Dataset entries
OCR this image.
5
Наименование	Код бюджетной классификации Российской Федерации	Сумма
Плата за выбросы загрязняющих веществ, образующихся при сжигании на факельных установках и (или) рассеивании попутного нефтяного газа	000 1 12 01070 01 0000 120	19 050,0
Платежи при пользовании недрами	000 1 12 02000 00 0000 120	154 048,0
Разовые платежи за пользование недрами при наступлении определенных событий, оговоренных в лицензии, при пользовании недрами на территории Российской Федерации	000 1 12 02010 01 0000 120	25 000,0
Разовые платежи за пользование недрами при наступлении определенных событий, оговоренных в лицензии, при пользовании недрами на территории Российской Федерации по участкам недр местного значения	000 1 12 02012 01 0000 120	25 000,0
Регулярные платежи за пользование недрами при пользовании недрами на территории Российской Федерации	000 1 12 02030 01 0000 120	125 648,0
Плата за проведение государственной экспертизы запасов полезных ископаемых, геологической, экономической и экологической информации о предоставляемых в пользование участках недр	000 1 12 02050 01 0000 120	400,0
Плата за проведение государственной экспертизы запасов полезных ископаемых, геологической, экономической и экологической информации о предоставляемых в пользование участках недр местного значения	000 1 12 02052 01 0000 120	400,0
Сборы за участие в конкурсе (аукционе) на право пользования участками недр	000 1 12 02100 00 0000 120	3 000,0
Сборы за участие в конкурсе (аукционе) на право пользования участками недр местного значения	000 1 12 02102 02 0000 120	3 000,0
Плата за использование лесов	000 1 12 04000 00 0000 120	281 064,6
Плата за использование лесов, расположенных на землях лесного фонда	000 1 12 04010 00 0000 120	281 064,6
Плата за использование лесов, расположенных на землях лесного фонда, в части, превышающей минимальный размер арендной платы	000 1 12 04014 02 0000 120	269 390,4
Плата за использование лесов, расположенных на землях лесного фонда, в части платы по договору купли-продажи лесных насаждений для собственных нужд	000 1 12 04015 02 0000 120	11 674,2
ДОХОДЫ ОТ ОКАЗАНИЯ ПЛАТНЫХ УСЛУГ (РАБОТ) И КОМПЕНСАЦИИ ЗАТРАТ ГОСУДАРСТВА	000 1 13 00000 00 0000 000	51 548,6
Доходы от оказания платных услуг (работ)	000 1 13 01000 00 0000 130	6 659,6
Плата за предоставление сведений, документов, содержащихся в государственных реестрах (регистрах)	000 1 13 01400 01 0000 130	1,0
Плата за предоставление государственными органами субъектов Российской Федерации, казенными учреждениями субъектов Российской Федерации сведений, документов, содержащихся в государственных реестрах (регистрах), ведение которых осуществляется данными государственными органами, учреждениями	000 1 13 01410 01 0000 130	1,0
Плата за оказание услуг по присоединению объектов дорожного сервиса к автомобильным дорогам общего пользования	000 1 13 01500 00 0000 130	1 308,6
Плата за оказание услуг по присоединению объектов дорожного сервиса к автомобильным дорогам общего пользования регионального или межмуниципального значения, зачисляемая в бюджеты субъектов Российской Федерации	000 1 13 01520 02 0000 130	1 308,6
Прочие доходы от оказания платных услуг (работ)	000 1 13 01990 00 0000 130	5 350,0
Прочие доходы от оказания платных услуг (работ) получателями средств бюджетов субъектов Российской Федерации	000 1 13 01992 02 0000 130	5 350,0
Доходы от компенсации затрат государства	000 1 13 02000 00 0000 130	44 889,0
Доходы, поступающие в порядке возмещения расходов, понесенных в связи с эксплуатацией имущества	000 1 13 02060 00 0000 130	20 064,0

◆ Task ◆
Quote the data above in full, changing nothing.

◆ Exercise response ◆
OCR this image.
5
Наименование	Код бюджетной классификации Российской Федерации	Сумма
Плата за выбросы загрязняющих веществ, образующихся при сжигании на факельных установках и (или) рассеивании попутного нефтяного газа	000 1 12 01070 01 0000 120	19 050,0
Платежи при пользовании недрами	000 1 12 02000 00 0000 120	154 048,0
Разовые платежи за пользование недрами при наступлении определенных событий, оговоренных в лицензии, при пользовании недрами на территории Российской Федерации	000 1 12 02010 01 0000 120	25 000,0
Разовые платежи за пользование недрами при наступлении определенных событий, оговоренных в лицензии, при пользовании недрами на территории Российской Федерации по участкам недр местного значения	000 1 12 02012 01 0000 120	25 000,0
Регулярные платежи за пользование недрами при пользовании недрами на территории Российской Федерации	000 1 12 02030 01 0000 120	125 648,0
Плата за проведение государственной экспертизы запасов полезных ископаемых, геологической, экономической и экологической информации о предоставляемых в пользование участках недр	000 1 12 02050 01 0000 120	400,0
Плата за проведение государственной экспертизы запасов полезных ископаемых, геологической, экономической и экологической информации о предоставляемых в пользование участках недр местного значения	000 1 12 02052 01 0000 120	400,0
Сборы за участие в конкурсе (аукционе) на право пользования участками недр	000 1 12 02100 00 0000 120	3 000,0
Сборы за участие в конкурсе (аукционе) на право пользования участками недр местного значения	000 1 12 02102 02 0000 120	3 000,0
Плата за использование лесов	000 1 12 04000 00 0000 120	281 064,6
Плата за использование лесов, расположенных на землях лесного фонда	000 1 12 04010 00 0000 120	281 064,6
Плата за использование лесов, расположенных на землях лесного фонда, в части, превышающей минимальный размер арендной платы	000 1 12 04014 02 0000 120	269 390,4
Плата за использование лесов, расположенных на землях лесного фонда, в части платы по договору купли-продажи лесных насаждений для собственных нужд	000 1 12 04015 02 0000 120	11 674,2
ДОХОДЫ ОТ ОКАЗАНИЯ ПЛАТНЫХ УСЛУГ (РАБОТ) И КОМПЕНСАЦИИ ЗАТРАТ ГОСУДАРСТВА	000 1 13 00000 00 0000 000	51 548,6
Доходы от оказания платных услуг (работ)	000 1 13 01000 00 0000 130	6 659,6
Плата за предоставление сведений, документов, содержащихся в государственных реестрах (регистрах)	000 1 13 01400 01 0000 130	1,0
Плата за предоставление государственными органами субъектов Российской Федерации, казенными учреждениями субъектов Российской Федерации сведений, документов, содержащихся в государственных реестрах (регистрах), ведение которых осуществляется данными государственными органами, учреждениями	000 1 13 01410 01 0000 130	1,0
Плата за оказание услуг по присоединению объектов дорожного сервиса к автомобильным дорогам общего пользования	000 1 13 01500 00 0000 130	1 308,6
Плата за оказание услуг по присоединению объектов дорожного сервиса к автомобильным дорогам общего пользования регионального или межмуниципального значения, зачисляемая в бюджеты субъектов Российской Федерации	000 1 13 01520 02 0000 130	1 308,6
Прочие доходы от оказания платных услуг (работ)	000 1 13 01990 00 0000 130	5 350,0
Прочие доходы от оказания платных услуг (работ) получателями средств бюджетов субъектов Российской Федерации	000 1 13 01992 02 0000 130	5 350,0
Доходы от компенсации затрат государства	000 1 13 02000 00 0000 130	44 889,0
Доходы, поступающие в порядке возмещения расходов, понесенных в связи с эксплуатацией имущества	000 1 13 02060 00 0000 130	20 064,0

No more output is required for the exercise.